▶ **Exercise goal**: What follows is a set of entries. Give them again exactly, without the pictures.

▶ **Records to process**:
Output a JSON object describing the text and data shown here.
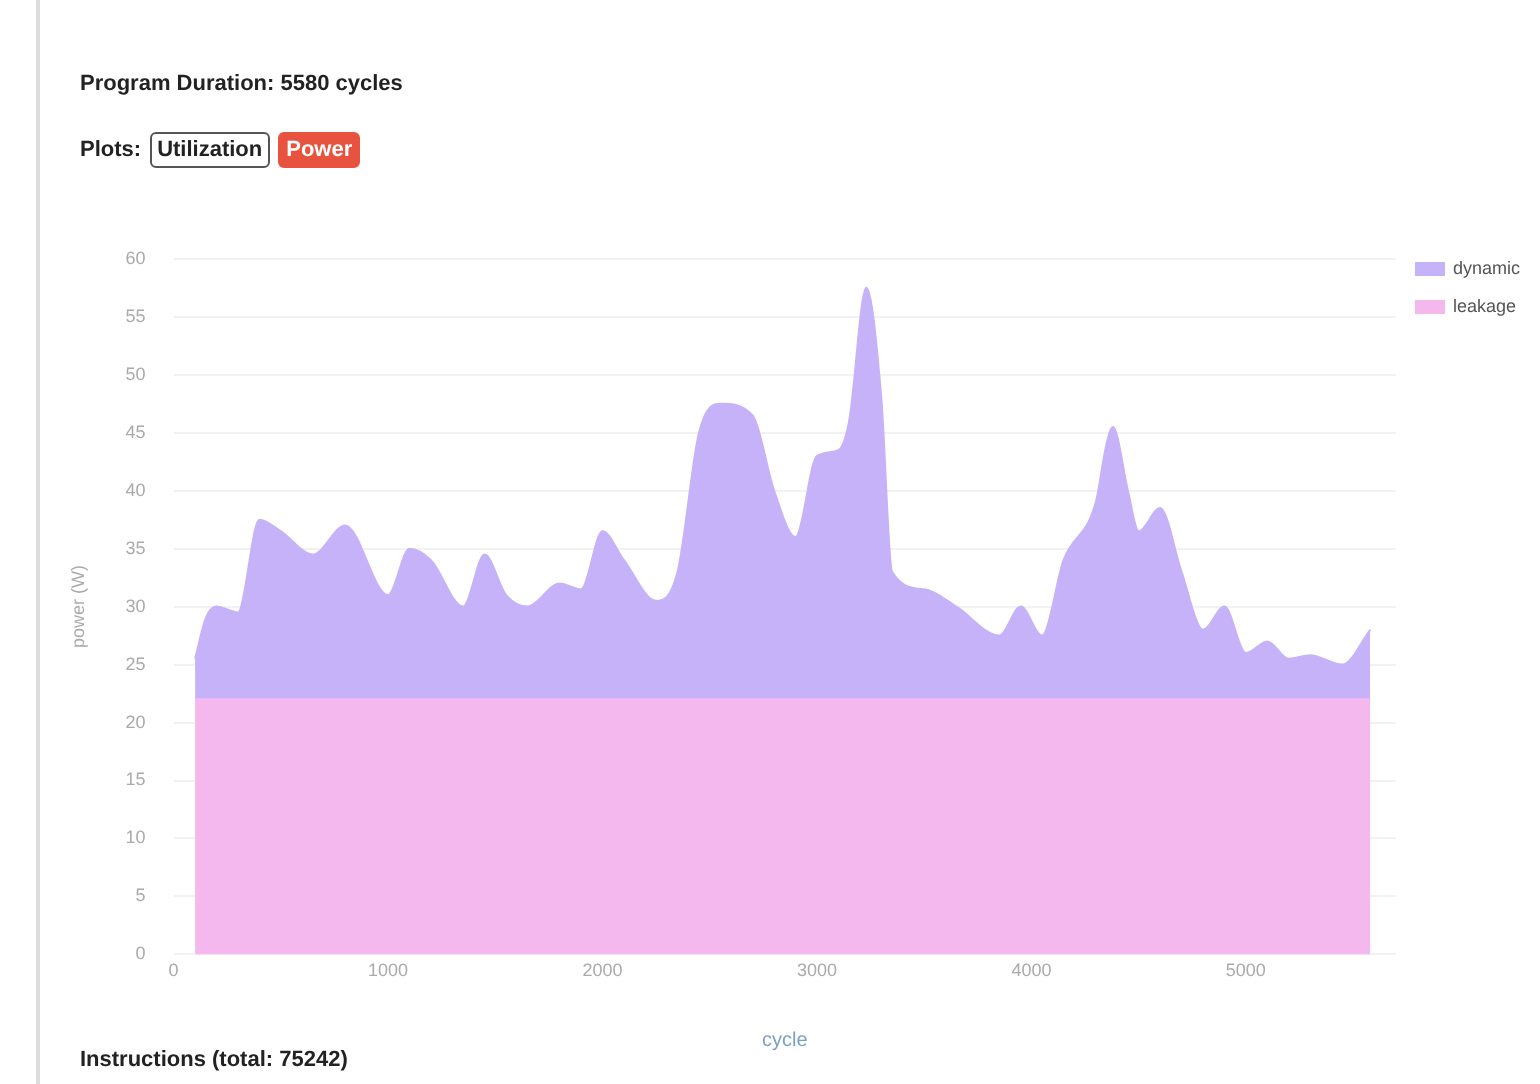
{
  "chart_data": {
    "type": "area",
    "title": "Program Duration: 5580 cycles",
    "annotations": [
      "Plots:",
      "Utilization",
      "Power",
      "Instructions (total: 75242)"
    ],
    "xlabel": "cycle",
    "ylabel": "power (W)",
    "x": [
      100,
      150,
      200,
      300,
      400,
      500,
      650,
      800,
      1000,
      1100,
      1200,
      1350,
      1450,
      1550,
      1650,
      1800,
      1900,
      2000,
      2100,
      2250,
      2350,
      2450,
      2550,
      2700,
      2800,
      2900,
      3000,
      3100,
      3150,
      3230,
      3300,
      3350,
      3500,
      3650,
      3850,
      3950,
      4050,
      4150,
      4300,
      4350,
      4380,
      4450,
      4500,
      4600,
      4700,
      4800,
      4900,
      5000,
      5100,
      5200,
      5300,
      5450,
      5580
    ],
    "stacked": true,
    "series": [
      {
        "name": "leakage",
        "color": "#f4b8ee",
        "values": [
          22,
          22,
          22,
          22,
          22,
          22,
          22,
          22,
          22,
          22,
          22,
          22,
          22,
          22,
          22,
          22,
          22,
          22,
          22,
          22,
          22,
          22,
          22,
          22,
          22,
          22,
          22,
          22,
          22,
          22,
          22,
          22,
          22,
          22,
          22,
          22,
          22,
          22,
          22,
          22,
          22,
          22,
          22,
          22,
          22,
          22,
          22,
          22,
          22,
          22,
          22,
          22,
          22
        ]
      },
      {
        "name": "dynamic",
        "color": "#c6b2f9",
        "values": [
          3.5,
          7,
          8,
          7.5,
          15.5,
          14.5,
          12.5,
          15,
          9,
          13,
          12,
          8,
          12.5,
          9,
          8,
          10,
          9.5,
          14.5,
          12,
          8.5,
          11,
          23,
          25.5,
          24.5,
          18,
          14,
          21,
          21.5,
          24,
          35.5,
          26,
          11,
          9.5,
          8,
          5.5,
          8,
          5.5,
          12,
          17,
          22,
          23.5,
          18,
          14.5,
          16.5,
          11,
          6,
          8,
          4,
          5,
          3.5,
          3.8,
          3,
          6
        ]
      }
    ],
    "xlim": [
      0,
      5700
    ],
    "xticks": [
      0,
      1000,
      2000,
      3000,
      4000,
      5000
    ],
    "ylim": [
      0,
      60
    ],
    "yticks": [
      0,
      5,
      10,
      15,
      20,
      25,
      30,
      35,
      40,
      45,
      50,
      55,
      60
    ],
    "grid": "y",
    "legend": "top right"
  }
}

▶ **Final result**:
Output a JSON object describing the text and data shown here.
{
  "chart_data": {
    "type": "area",
    "title": "Program Duration: 5580 cycles",
    "annotations": [
      "Plots:",
      "Utilization",
      "Power",
      "Instructions (total: 75242)"
    ],
    "xlabel": "cycle",
    "ylabel": "power (W)",
    "x": [
      100,
      150,
      200,
      300,
      400,
      500,
      650,
      800,
      1000,
      1100,
      1200,
      1350,
      1450,
      1550,
      1650,
      1800,
      1900,
      2000,
      2100,
      2250,
      2350,
      2450,
      2550,
      2700,
      2800,
      2900,
      3000,
      3100,
      3150,
      3230,
      3300,
      3350,
      3500,
      3650,
      3850,
      3950,
      4050,
      4150,
      4300,
      4350,
      4380,
      4450,
      4500,
      4600,
      4700,
      4800,
      4900,
      5000,
      5100,
      5200,
      5300,
      5450,
      5580
    ],
    "stacked": true,
    "series": [
      {
        "name": "leakage",
        "color": "#f4b8ee",
        "values": [
          22,
          22,
          22,
          22,
          22,
          22,
          22,
          22,
          22,
          22,
          22,
          22,
          22,
          22,
          22,
          22,
          22,
          22,
          22,
          22,
          22,
          22,
          22,
          22,
          22,
          22,
          22,
          22,
          22,
          22,
          22,
          22,
          22,
          22,
          22,
          22,
          22,
          22,
          22,
          22,
          22,
          22,
          22,
          22,
          22,
          22,
          22,
          22,
          22,
          22,
          22,
          22,
          22
        ]
      },
      {
        "name": "dynamic",
        "color": "#c6b2f9",
        "values": [
          3.5,
          7,
          8,
          7.5,
          15.5,
          14.5,
          12.5,
          15,
          9,
          13,
          12,
          8,
          12.5,
          9,
          8,
          10,
          9.5,
          14.5,
          12,
          8.5,
          11,
          23,
          25.5,
          24.5,
          18,
          14,
          21,
          21.5,
          24,
          35.5,
          26,
          11,
          9.5,
          8,
          5.5,
          8,
          5.5,
          12,
          17,
          22,
          23.5,
          18,
          14.5,
          16.5,
          11,
          6,
          8,
          4,
          5,
          3.5,
          3.8,
          3,
          6
        ]
      }
    ],
    "xlim": [
      0,
      5700
    ],
    "xticks": [
      0,
      1000,
      2000,
      3000,
      4000,
      5000
    ],
    "ylim": [
      0,
      60
    ],
    "yticks": [
      0,
      5,
      10,
      15,
      20,
      25,
      30,
      35,
      40,
      45,
      50,
      55,
      60
    ],
    "grid": "y",
    "legend": "top right"
  }
}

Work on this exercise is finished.